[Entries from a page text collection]

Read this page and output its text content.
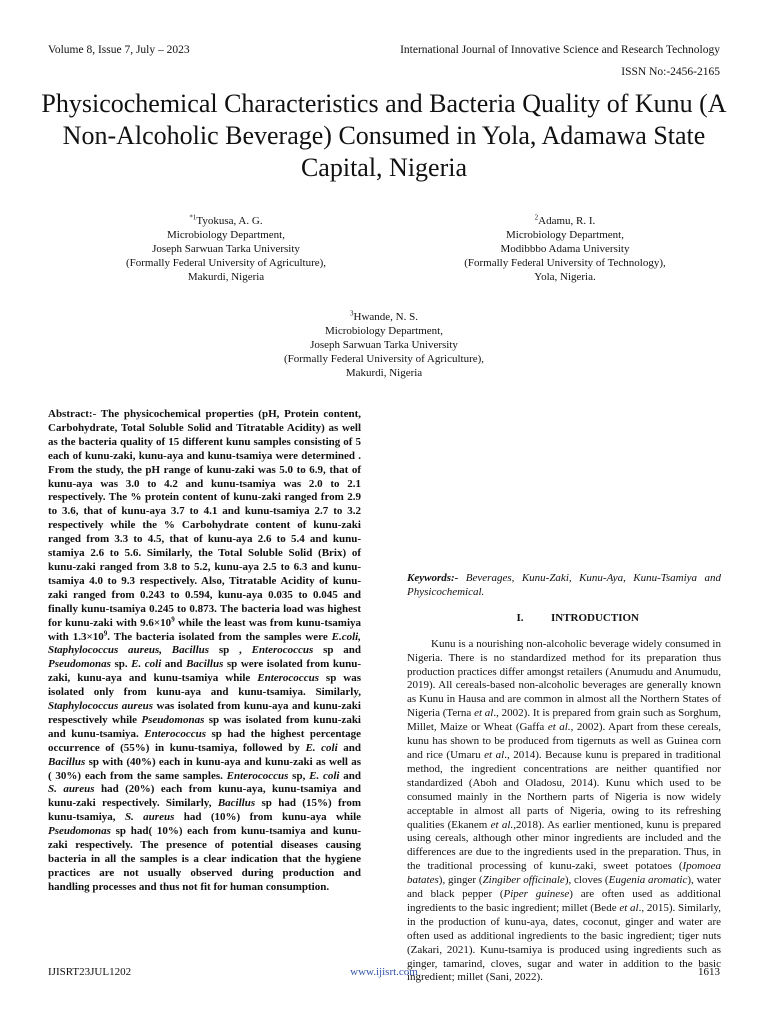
Volume 8, Issue 7, July – 2023	International Journal of Innovative Science and Research Technology
ISSN No:-2456-2165
Physicochemical Characteristics and Bacteria Quality of Kunu (A Non-Alcoholic Beverage) Consumed in Yola, Adamawa State Capital, Nigeria
$^{*1}$Tyokusa, A. G.
Microbiology Department,
Joseph Sarwuan Tarka University
(Formally Federal University of Agriculture),
Makurdi, Nigeria
$^2$Adamu, R. I.
Microbiology Department,
Modibbbo Adama University
(Formally Federal University of Technology),
Yola, Nigeria.
$^3$Hwande, N. S.
Microbiology Department,
Joseph Sarwuan Tarka University
(Formally Federal University of Agriculture),
Makurdi, Nigeria

Abstract:- The physicochemical properties (pH, Protein content, Carbohydrate, Total Soluble Solid and Titratable Acidity) as well as the bacteria quality of 15 different kunu samples consisting of 5 each of kunu-zaki, kunu-aya and kunu-tsamiya were determined . From the study, the pH range of kunu-zaki was 5.0 to 6.9, that of kunu-aya was 3.0 to 4.2 and kunu-tsamiya was 2.0 to 2.1 respectively. The % protein content of kunu-zaki ranged from 2.9 to 3.6, that of kunu-aya 3.7 to 4.1 and kunu-tsamiya 2.7 to 3.2 respectively while the % Carbohydrate content of kunu-zaki ranged from 3.3 to 4.5, that of kunu-aya 2.6 to 5.4 and kunu-stamiya 2.6 to 5.6. Similarly, the Total Soluble Solid (Brix) of kunu-zaki ranged from 3.8 to 5.2, kunu-aya 2.5 to 6.3 and kunu-tsamiya 4.0 to 9.3 respectively. Also, Titratable Acidity of kunu-zaki ranged from 0.243 to 0.594, kunu-aya 0.035 to 0.045 and finally kunu-tsamiya 0.245 to 0.873. The bacteria load was highest for kunu-zaki with $9.6\times 10^9$ while the least was from kunu-tsamiya with $1.3\times 10^9$. The bacteria isolated from the samples were E.coli, Staphylococcus aureus, Bacillus sp , Enterococcus sp and Pseudomonas sp. E. coli and Bacillus sp were isolated from kunu-zaki, kunu-aya and kunu-tsamiya while Enterococcus sp was isolated only from kunu-aya and kunu-tsamiya. Similarly, Staphylococcus aureus was isolated from kunu-aya and kunu-zaki respesctively while Pseudomonas sp was isolated from kunu-zaki and kunu-tsamiya. Enterococcus sp had the highest percentage occurrence of (55%) in kunu-tsamiya, followed by E. coli and Bacillus sp with (40%) each in kunu-aya and kunu-zaki as well as ( 30%) each from the same samples. Enterococcus sp, E. coli and S. aureus had (20%) each from kunu-aya, kunu-tsamiya and kunu-zaki respectively. Similarly, Bacillus sp had (15%) from kunu-tsamiya, S. aureus had (10%) from kunu-aya while Pseudomonas sp had( 10%) each from kunu-tsamiya and kunu-zaki respectively. The presence of potential diseases causing bacteria in all the samples is a clear indication that the hygiene practices are not usually observed during production and handling processes and thus not fit for human consumption.

Keywords:- Beverages, Kunu-Zaki, Kunu-Aya, Kunu-Tsamiya and Physicochemical.

I. INTRODUCTION

Kunu is a nourishing non-alcoholic beverage widely consumed in Nigeria. There is no standardized method for its preparation thus production practices differ amongst retailers (Anumudu and Anumudu, 2019). All cereals-based non-alcoholic beverages are generally known as Kunu in Hausa and are common in almost all the Northern States of Nigeria (Terna et al., 2002). It is prepared from grain such as Sorghum, Millet, Maize or Wheat (Gaffa et al., 2002). Apart from these cereals, kunu has shown to be produced from tigernuts as well as Guinea corn and rice (Umaru et al., 2014). Because kunu is prepared in traditional method, the ingredient concentrations are neither quantified nor standardized (Aboh and Oladosu, 2014). Kunu which used to be consumed mainly in the Northern parts of Nigeria is now widely acceptable in almost all parts of Nigeria, owing to its refreshing qualities (Ekanem et al.,2018). As earlier mentioned, kunu is prepared using cereals, although other minor ingredients are included and the differences are due to the ingredients used in the preparation. Thus, in the traditional processing of kunu-zaki, sweet potatoes (Ipomoea batates), ginger (Zingiber officinale), cloves (Eugenia aromatic), water and black pepper (Piper guinese) are often used as additional ingredients to the basic ingredient; millet (Bede et al., 2015). Similarly, in the production of kunu-aya, dates, coconut, ginger and water are often used as additional ingredients to the basic ingredient; tiger nuts (Zakari, 2021). Kunu-tsamiya is produced using ingredients such as ginger, tamarind, cloves, sugar and water in addition to the basic ingredient; millet (Sani, 2022).

IJISRT23JUL1202	www.ijisrt.com	1613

[TASK GOAL] An exact retyping of the entries, without images, is the required answer.

[YOUR RESPONSE]
Read this page and output its text content.
Volume 8, Issue 7, July – 2023	International Journal of Innovative Science and Research Technology
ISSN No:-2456-2165
Physicochemical Characteristics and Bacteria Quality of Kunu (A Non-Alcoholic Beverage) Consumed in Yola, Adamawa State Capital, Nigeria
$^{*1}$Tyokusa, A. G.
Microbiology Department,
Joseph Sarwuan Tarka University
(Formally Federal University of Agriculture),
Makurdi, Nigeria
$^2$Adamu, R. I.
Microbiology Department,
Modibbbo Adama University
(Formally Federal University of Technology),
Yola, Nigeria.
$^3$Hwande, N. S.
Microbiology Department,
Joseph Sarwuan Tarka University
(Formally Federal University of Agriculture),
Makurdi, Nigeria

Abstract:- The physicochemical properties (pH, Protein content, Carbohydrate, Total Soluble Solid and Titratable Acidity) as well as the bacteria quality of 15 different kunu samples consisting of 5 each of kunu-zaki, kunu-aya and kunu-tsamiya were determined . From the study, the pH range of kunu-zaki was 5.0 to 6.9, that of kunu-aya was 3.0 to 4.2 and kunu-tsamiya was 2.0 to 2.1 respectively. The % protein content of kunu-zaki ranged from 2.9 to 3.6, that of kunu-aya 3.7 to 4.1 and kunu-tsamiya 2.7 to 3.2 respectively while the % Carbohydrate content of kunu-zaki ranged from 3.3 to 4.5, that of kunu-aya 2.6 to 5.4 and kunu-stamiya 2.6 to 5.6. Similarly, the Total Soluble Solid (Brix) of kunu-zaki ranged from 3.8 to 5.2, kunu-aya 2.5 to 6.3 and kunu-tsamiya 4.0 to 9.3 respectively. Also, Titratable Acidity of kunu-zaki ranged from 0.243 to 0.594, kunu-aya 0.035 to 0.045 and finally kunu-tsamiya 0.245 to 0.873. The bacteria load was highest for kunu-zaki with $9.6\times 10^9$ while the least was from kunu-tsamiya with $1.3\times 10^9$. The bacteria isolated from the samples were E.coli, Staphylococcus aureus, Bacillus sp , Enterococcus sp and Pseudomonas sp. E. coli and Bacillus sp were isolated from kunu-zaki, kunu-aya and kunu-tsamiya while Enterococcus sp was isolated only from kunu-aya and kunu-tsamiya. Similarly, Staphylococcus aureus was isolated from kunu-aya and kunu-zaki respesctively while Pseudomonas sp was isolated from kunu-zaki and kunu-tsamiya. Enterococcus sp had the highest percentage occurrence of (55%) in kunu-tsamiya, followed by E. coli and Bacillus sp with (40%) each in kunu-aya and kunu-zaki as well as ( 30%) each from the same samples. Enterococcus sp, E. coli and S. aureus had (20%) each from kunu-aya, kunu-tsamiya and kunu-zaki respectively. Similarly, Bacillus sp had (15%) from kunu-tsamiya, S. aureus had (10%) from kunu-aya while Pseudomonas sp had( 10%) each from kunu-tsamiya and kunu-zaki respectively. The presence of potential diseases causing bacteria in all the samples is a clear indication that the hygiene practices are not usually observed during production and handling processes and thus not fit for human consumption.

Keywords:- Beverages, Kunu-Zaki, Kunu-Aya, Kunu-Tsamiya and Physicochemical.

I. INTRODUCTION

Kunu is a nourishing non-alcoholic beverage widely consumed in Nigeria. There is no standardized method for its preparation thus production practices differ amongst retailers (Anumudu and Anumudu, 2019). All cereals-based non-alcoholic beverages are generally known as Kunu in Hausa and are common in almost all the Northern States of Nigeria (Terna et al., 2002). It is prepared from grain such as Sorghum, Millet, Maize or Wheat (Gaffa et al., 2002). Apart from these cereals, kunu has shown to be produced from tigernuts as well as Guinea corn and rice (Umaru et al., 2014). Because kunu is prepared in traditional method, the ingredient concentrations are neither quantified nor standardized (Aboh and Oladosu, 2014). Kunu which used to be consumed mainly in the Northern parts of Nigeria is now widely acceptable in almost all parts of Nigeria, owing to its refreshing qualities (Ekanem et al.,2018). As earlier mentioned, kunu is prepared using cereals, although other minor ingredients are included and the differences are due to the ingredients used in the preparation. Thus, in the traditional processing of kunu-zaki, sweet potatoes (Ipomoea batates), ginger (Zingiber officinale), cloves (Eugenia aromatic), water and black pepper (Piper guinese) are often used as additional ingredients to the basic ingredient; millet (Bede et al., 2015). Similarly, in the production of kunu-aya, dates, coconut, ginger and water are often used as additional ingredients to the basic ingredient; tiger nuts (Zakari, 2021). Kunu-tsamiya is produced using ingredients such as ginger, tamarind, cloves, sugar and water in addition to the basic ingredient; millet (Sani, 2022).

IJISRT23JUL1202	www.ijisrt.com	1613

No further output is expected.